### The task
Copy every one of the following lines verbatim.

### Material provided
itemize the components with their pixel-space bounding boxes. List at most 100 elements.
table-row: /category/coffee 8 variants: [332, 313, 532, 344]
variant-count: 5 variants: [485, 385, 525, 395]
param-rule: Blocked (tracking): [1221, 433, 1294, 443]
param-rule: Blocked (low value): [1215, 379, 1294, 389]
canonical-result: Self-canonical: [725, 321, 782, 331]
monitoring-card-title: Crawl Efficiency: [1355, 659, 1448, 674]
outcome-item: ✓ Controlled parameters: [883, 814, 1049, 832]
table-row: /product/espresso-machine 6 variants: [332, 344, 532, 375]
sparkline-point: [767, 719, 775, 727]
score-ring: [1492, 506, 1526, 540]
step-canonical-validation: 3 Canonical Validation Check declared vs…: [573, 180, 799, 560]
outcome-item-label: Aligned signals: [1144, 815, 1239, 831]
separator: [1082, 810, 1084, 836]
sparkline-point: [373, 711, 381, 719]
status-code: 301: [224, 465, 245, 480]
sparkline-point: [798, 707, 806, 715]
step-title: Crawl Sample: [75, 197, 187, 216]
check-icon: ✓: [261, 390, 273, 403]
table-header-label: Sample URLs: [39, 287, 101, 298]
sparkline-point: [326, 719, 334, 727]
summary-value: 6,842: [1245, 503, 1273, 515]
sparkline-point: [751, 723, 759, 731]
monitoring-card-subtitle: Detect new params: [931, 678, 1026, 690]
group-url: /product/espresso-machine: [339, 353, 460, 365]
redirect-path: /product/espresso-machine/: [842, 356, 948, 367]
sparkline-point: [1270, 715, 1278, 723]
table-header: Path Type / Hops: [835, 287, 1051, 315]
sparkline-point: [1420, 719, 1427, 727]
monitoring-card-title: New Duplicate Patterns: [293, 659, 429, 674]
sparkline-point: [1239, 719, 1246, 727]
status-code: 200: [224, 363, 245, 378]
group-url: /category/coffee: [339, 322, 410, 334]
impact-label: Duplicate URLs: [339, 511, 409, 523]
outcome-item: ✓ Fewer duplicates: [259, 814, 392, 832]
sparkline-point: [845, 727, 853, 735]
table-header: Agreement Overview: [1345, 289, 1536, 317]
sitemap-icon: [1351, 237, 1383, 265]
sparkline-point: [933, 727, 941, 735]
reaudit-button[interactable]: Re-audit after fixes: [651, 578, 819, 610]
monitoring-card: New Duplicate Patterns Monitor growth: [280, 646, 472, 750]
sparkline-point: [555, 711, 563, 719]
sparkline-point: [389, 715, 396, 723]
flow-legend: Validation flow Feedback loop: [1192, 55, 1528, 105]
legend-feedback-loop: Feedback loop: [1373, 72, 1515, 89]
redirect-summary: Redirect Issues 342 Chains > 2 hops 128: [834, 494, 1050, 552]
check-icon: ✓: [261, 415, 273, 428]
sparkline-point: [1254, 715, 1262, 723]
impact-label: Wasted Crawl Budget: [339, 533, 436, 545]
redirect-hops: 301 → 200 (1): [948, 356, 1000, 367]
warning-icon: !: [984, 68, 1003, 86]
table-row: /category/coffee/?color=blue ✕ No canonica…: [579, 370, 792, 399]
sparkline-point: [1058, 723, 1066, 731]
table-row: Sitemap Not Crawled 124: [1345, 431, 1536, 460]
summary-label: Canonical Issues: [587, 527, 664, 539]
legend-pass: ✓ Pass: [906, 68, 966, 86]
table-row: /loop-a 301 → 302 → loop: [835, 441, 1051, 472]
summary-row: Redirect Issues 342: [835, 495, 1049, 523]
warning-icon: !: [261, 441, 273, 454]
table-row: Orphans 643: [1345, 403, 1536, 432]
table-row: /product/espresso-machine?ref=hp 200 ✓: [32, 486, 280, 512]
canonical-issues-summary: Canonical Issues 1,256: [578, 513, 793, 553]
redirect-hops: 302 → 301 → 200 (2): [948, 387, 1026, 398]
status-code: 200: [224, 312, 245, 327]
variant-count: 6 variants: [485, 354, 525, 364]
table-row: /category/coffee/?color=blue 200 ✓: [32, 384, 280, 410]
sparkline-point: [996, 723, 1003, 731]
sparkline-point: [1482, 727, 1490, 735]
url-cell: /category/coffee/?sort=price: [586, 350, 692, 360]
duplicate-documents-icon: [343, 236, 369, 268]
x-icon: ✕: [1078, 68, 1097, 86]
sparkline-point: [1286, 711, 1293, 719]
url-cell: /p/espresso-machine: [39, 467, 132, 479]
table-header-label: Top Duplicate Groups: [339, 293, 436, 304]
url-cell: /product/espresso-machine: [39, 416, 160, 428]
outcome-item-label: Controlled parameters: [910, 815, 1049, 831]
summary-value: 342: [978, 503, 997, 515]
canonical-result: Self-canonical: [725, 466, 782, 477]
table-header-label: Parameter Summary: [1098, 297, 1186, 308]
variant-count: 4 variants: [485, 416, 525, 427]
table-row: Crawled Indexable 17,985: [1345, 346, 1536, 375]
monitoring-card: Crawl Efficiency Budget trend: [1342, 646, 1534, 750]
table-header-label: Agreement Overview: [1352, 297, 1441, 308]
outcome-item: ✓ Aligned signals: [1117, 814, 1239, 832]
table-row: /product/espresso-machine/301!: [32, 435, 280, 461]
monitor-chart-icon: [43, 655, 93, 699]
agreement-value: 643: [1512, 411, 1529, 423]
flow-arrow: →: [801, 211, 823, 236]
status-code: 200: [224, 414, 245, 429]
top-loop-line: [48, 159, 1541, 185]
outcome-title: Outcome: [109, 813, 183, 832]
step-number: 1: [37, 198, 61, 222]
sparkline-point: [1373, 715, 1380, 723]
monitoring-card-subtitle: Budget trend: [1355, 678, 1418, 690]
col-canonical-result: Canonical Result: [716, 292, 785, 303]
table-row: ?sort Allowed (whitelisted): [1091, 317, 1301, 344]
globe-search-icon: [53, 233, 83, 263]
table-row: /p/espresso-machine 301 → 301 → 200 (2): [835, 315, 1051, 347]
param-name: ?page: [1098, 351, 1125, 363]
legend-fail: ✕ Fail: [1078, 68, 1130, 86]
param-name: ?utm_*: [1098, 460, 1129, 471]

### Correct output
itemize the components with their pixel-space bounding boxes. List at most 100 elements.
table-row: /category/coffee 8 variants: [332, 313, 532, 344]
variant-count: 5 variants: [485, 385, 525, 395]
param-rule: Blocked (tracking): [1221, 433, 1294, 443]
param-rule: Blocked (low value): [1215, 379, 1294, 389]
canonical-result: Self-canonical: [725, 321, 782, 331]
monitoring-card-title: Crawl Efficiency: [1355, 659, 1448, 674]
outcome-item: ✓ Controlled parameters: [883, 814, 1049, 832]
table-row: /product/espresso-machine 6 variants: [332, 344, 532, 375]
sparkline-point: [767, 719, 775, 727]
score-ring: [1492, 506, 1526, 540]
step-canonical-validation: 3 Canonical Validation Check declared vs…: [573, 180, 799, 560]
outcome-item-label: Aligned signals: [1144, 815, 1239, 831]
separator: [1082, 810, 1084, 836]
sparkline-point: [373, 711, 381, 719]
status-code: 301: [224, 465, 245, 480]
sparkline-point: [798, 707, 806, 715]
step-title: Crawl Sample: [75, 197, 187, 216]
check-icon: ✓: [261, 390, 273, 403]
table-header-label: Sample URLs: [39, 287, 101, 298]
sparkline-point: [326, 719, 334, 727]
summary-value: 6,842: [1245, 503, 1273, 515]
sparkline-point: [751, 723, 759, 731]
monitoring-card-subtitle: Detect new params: [931, 678, 1026, 690]
group-url: /product/espresso-machine: [339, 353, 460, 365]
redirect-path: /product/espresso-machine/: [842, 356, 948, 367]
sparkline-point: [1270, 715, 1278, 723]
table-header: Path Type / Hops: [835, 287, 1051, 315]
sparkline-point: [1420, 719, 1427, 727]
monitoring-card-title: New Duplicate Patterns: [293, 659, 429, 674]
sparkline-point: [1239, 719, 1246, 727]
status-code: 200: [224, 363, 245, 378]
group-url: /category/coffee: [339, 322, 410, 334]
impact-label: Duplicate URLs: [339, 511, 409, 523]
outcome-item: ✓ Fewer duplicates: [259, 814, 392, 832]
sparkline-point: [845, 727, 853, 735]
table-header: Agreement Overview: [1345, 289, 1536, 317]
sitemap-icon: [1351, 237, 1383, 265]
sparkline-point: [933, 727, 941, 735]
reaudit-button[interactable]: Re-audit after fixes: [651, 578, 819, 610]
monitoring-card: New Duplicate Patterns Monitor growth: [280, 646, 472, 750]
sparkline-point: [555, 711, 563, 719]
sparkline-point: [389, 715, 396, 723]
flow-legend: Validation flow Feedback loop: [1192, 55, 1528, 105]
legend-feedback-loop: Feedback loop: [1373, 72, 1515, 89]
redirect-summary: Redirect Issues 342 Chains > 2 hops 128: [834, 494, 1050, 552]
check-icon: ✓: [261, 415, 273, 428]
sparkline-point: [1254, 715, 1262, 723]
impact-label: Wasted Crawl Budget: [339, 533, 436, 545]
redirect-hops: 301 → 200 (1): [948, 356, 1000, 367]
warning-icon: !: [984, 68, 1003, 86]
table-row: /category/coffee/?color=blue ✕ No canonica…: [579, 370, 792, 399]
sparkline-point: [1058, 723, 1066, 731]
table-row: Sitemap Not Crawled 124: [1345, 431, 1536, 460]
summary-label: Canonical Issues: [587, 527, 664, 539]
legend-pass: ✓ Pass: [906, 68, 966, 86]
table-row: /loop-a 301 → 302 → loop: [835, 441, 1051, 472]
summary-row: Redirect Issues 342: [835, 495, 1049, 523]
warning-icon: !: [261, 441, 273, 454]
table-row: Orphans 643: [1345, 403, 1536, 432]
table-row: /product/espresso-machine?ref=hp 200 ✓: [32, 486, 280, 512]
canonical-issues-summary: Canonical Issues 1,256: [578, 513, 793, 553]
redirect-hops: 302 → 301 → 200 (2): [948, 387, 1026, 398]
status-code: 200: [224, 312, 245, 327]
variant-count: 6 variants: [485, 354, 525, 364]
table-row: /category/coffee/?color=blue 200 ✓: [32, 384, 280, 410]
sparkline-point: [996, 723, 1003, 731]
sparkline-point: [1482, 727, 1490, 735]
url-cell: /category/coffee/?sort=price: [586, 350, 692, 360]
duplicate-documents-icon: [343, 236, 369, 268]
x-icon: ✕: [1078, 68, 1097, 86]
sparkline-point: [1286, 711, 1293, 719]
url-cell: /p/espresso-machine: [39, 467, 132, 479]
table-header-label: Top Duplicate Groups: [339, 293, 436, 304]
url-cell: /product/espresso-machine: [39, 416, 160, 428]
outcome-item-label: Controlled parameters: [910, 815, 1049, 831]
summary-value: 342: [978, 503, 997, 515]
canonical-result: Self-canonical: [725, 466, 782, 477]
table-header-label: Parameter Summary: [1098, 297, 1186, 308]
variant-count: 4 variants: [485, 416, 525, 427]
table-row: Crawled Indexable 17,985: [1345, 346, 1536, 375]
monitoring-card: Crawl Efficiency Budget trend: [1342, 646, 1534, 750]
table-header-label: Agreement Overview: [1352, 297, 1441, 308]
outcome-item: ✓ Aligned signals: [1117, 814, 1239, 832]
table-row: /product/espresso-machine/301!: [32, 435, 280, 461]
monitor-chart-icon: [43, 655, 93, 699]
agreement-value: 643: [1512, 411, 1529, 423]
flow-arrow: →: [801, 211, 823, 236]
status-code: 200: [224, 414, 245, 429]
top-loop-line: [48, 159, 1541, 185]
outcome-title: Outcome: [109, 813, 183, 832]
step-number: 1: [37, 198, 61, 222]
sparkline-point: [1373, 715, 1380, 723]
monitoring-card-subtitle: Budget trend: [1355, 678, 1418, 690]
col-canonical-result: Canonical Result: [716, 292, 785, 303]
table-row: ?sort Allowed (whitelisted): [1091, 317, 1301, 344]
globe-search-icon: [53, 233, 83, 263]
table-row: /p/espresso-machine 301 → 301 → 200 (2): [835, 315, 1051, 347]
param-name: ?page: [1098, 351, 1125, 363]
legend-fail: ✕ Fail: [1078, 68, 1130, 86]
param-name: ?utm_*: [1098, 460, 1129, 471]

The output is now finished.